Dataset entries
** START **
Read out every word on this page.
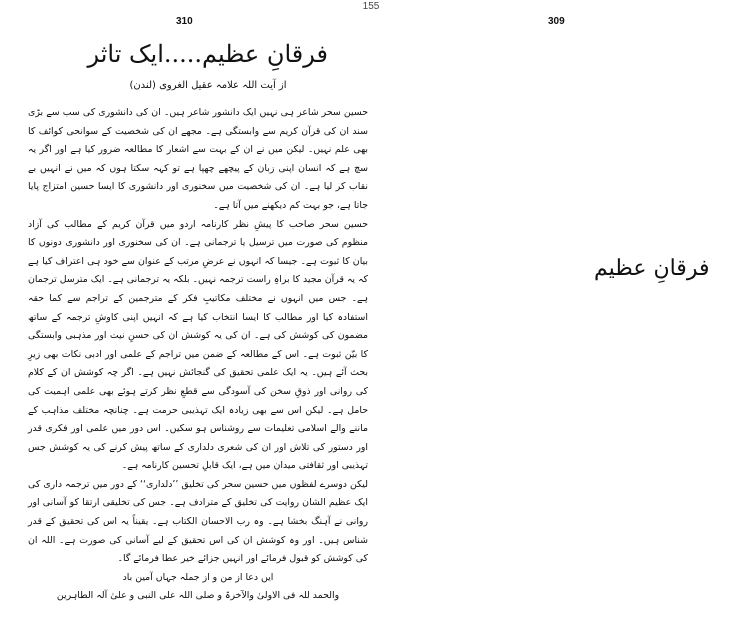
155
310
فرقانِ عظیم.....ایک تاثر
از آیت اللہ علامہ عقیل الغروی (لندن)

حسین سحر شاعر ہی نہیں ایک دانشور شاعر ہیں۔ ان کی دانشوری کی سب سے بڑی سند ان کی قرآن کریم سے وابستگی ہے۔ مجھے ان کی شخصیت کے سوانحی کوائف کا بھی علم نہیں۔ لیکن میں نے ان کے بہت سے اشعار کا مطالعہ ضرور کیا ہے اور اگر یہ سچ ہے کہ انسان اپنی زبان کے پیچھے چھپا ہے تو کہہ سکتا ہوں کہ میں نے انہیں بے نقاب کر لیا ہے۔ ان کی شخصیت میں سخنوری اور دانشوری کا ایسا حسین امتزاج پایا جاتا ہے، جو بہت کم دیکھنے میں آتا ہے۔

حسین سحر صاحب کا پیشِ نظر کارنامہ اردو میں قرآن کریم کے مطالب کی آزاد منظوم کی صورت میں ترسیل یا ترجمانی ہے۔ ان کی سخنوری اور دانشوری دونوں کا بیان کا ثبوت ہے۔ جیسا کہ انہوں نے عرضِ مرتب کے عنوان سے خود ہی اعتراف کیا ہے کہ یہ قرآن مجید کا براہِ راست ترجمہ نہیں۔ بلکہ یہ ترجمانی ہے۔ ایک مترسل ترجمان ہے۔ جس میں انہوں نے مختلف مکاتیبِ فکر کے مترجمین کے تراجم سے کما حقہ استفادہ کیا اور مطالب کا ایسا انتخاب کیا ہے کہ انہیں اپنی کاوشِ ترجمہ کے ساتھ مضمون کی کوشش کی ہے۔ ان کی یہ کوشش ان کی حسنِ نیت اور مذہبی وابستگی کا بیّن ثبوت ہے۔ اس کے مطالعہ کے ضمن میں تراجم کے علمی اور ادبی نکات بھی زیرِ بحث آئے ہیں۔ یہ ایک علمی تحقیق کی گنجائش نہیں ہے۔ اگر چہ کوشش ان کے کلام کی روانی اور ذوقِ سخن کی آسودگی سے قطعِ نظر کرتے ہوئے بھی علمی اہمیت کی حامل ہے۔ لیکن اس سے بھی زیادہ ایک تہذیبی حرمت ہے۔ چنانچہ مختلف مذاہب کے ماننے والے اسلامی تعلیمات سے روشناس ہو سکیں۔ اس دور میں علمی اور فکری قدر اور دستور کی تلاش اور ان کی شعری دلداری کے ساتھ پیش کرنے کی یہ کوشش جس تہذیبی اور ثقافتی میدان میں ہے، ایک قابلِ تحسین کارنامہ ہے۔

لیکن دوسرے لفظوں میں حسین سحر کی تخلیق ’’دلداری‘‘ کے دور میں ترجمہ داری کی ایک عظیم الشان روایت کی تخلیق کے مترادف ہے۔ جس کی تخلیقی ارتقا کو آسانی اور روانی نے آہنگ بخشا ہے۔ وہ رب الاحسان الکتاب ہے۔ یقیناً یہ اس کی تحقیق کے قدر شناس ہیں۔ اور وہ کوشش ان کی اس تحقیق کے لیے آسانی کی صورت ہے۔ اللہ ان کی کوشش کو قبول فرمائے اور انہیں جزائے خیر عطا فرمائے گا۔

ایں دعا از من و از جملہ جہاں آمین باد

والحمد للہ فی الاولیٰ والآخرۃ و صلی اللہ علی النبی و علیٰ آلہ الطاہرین

309
فرقانِ عظیم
** END **
THE PROBLEM:
Leave out the pictures and give the listing above again exactly.

IN RESPONSE:
Read out every word on this page.
155
310
فرقانِ عظیم.....ایک تاثر
از آیت اللہ علامہ عقیل الغروی (لندن)

حسین سحر شاعر ہی نہیں ایک دانشور شاعر ہیں۔ ان کی دانشوری کی سب سے بڑی سند ان کی قرآن کریم سے وابستگی ہے۔ مجھے ان کی شخصیت کے سوانحی کوائف کا بھی علم نہیں۔ لیکن میں نے ان کے بہت سے اشعار کا مطالعہ ضرور کیا ہے اور اگر یہ سچ ہے کہ انسان اپنی زبان کے پیچھے چھپا ہے تو کہہ سکتا ہوں کہ میں نے انہیں بے نقاب کر لیا ہے۔ ان کی شخصیت میں سخنوری اور دانشوری کا ایسا حسین امتزاج پایا جاتا ہے، جو بہت کم دیکھنے میں آتا ہے۔

حسین سحر صاحب کا پیشِ نظر کارنامہ اردو میں قرآن کریم کے مطالب کی آزاد منظوم کی صورت میں ترسیل یا ترجمانی ہے۔ ان کی سخنوری اور دانشوری دونوں کا بیان کا ثبوت ہے۔ جیسا کہ انہوں نے عرضِ مرتب کے عنوان سے خود ہی اعتراف کیا ہے کہ یہ قرآن مجید کا براہِ راست ترجمہ نہیں۔ بلکہ یہ ترجمانی ہے۔ ایک مترسل ترجمان ہے۔ جس میں انہوں نے مختلف مکاتیبِ فکر کے مترجمین کے تراجم سے کما حقہ استفادہ کیا اور مطالب کا ایسا انتخاب کیا ہے کہ انہیں اپنی کاوشِ ترجمہ کے ساتھ مضمون کی کوشش کی ہے۔ ان کی یہ کوشش ان کی حسنِ نیت اور مذہبی وابستگی کا بیّن ثبوت ہے۔ اس کے مطالعہ کے ضمن میں تراجم کے علمی اور ادبی نکات بھی زیرِ بحث آئے ہیں۔ یہ ایک علمی تحقیق کی گنجائش نہیں ہے۔ اگر چہ کوشش ان کے کلام کی روانی اور ذوقِ سخن کی آسودگی سے قطعِ نظر کرتے ہوئے بھی علمی اہمیت کی حامل ہے۔ لیکن اس سے بھی زیادہ ایک تہذیبی حرمت ہے۔ چنانچہ مختلف مذاہب کے ماننے والے اسلامی تعلیمات سے روشناس ہو سکیں۔ اس دور میں علمی اور فکری قدر اور دستور کی تلاش اور ان کی شعری دلداری کے ساتھ پیش کرنے کی یہ کوشش جس تہذیبی اور ثقافتی میدان میں ہے، ایک قابلِ تحسین کارنامہ ہے۔

لیکن دوسرے لفظوں میں حسین سحر کی تخلیق ’’دلداری‘‘ کے دور میں ترجمہ داری کی ایک عظیم الشان روایت کی تخلیق کے مترادف ہے۔ جس کی تخلیقی ارتقا کو آسانی اور روانی نے آہنگ بخشا ہے۔ وہ رب الاحسان الکتاب ہے۔ یقیناً یہ اس کی تحقیق کے قدر شناس ہیں۔ اور وہ کوشش ان کی اس تحقیق کے لیے آسانی کی صورت ہے۔ اللہ ان کی کوشش کو قبول فرمائے اور انہیں جزائے خیر عطا فرمائے گا۔

ایں دعا از من و از جملہ جہاں آمین باد

والحمد للہ فی الاولیٰ والآخرۃ و صلی اللہ علی النبی و علیٰ آلہ الطاہرین

309
فرقانِ عظیم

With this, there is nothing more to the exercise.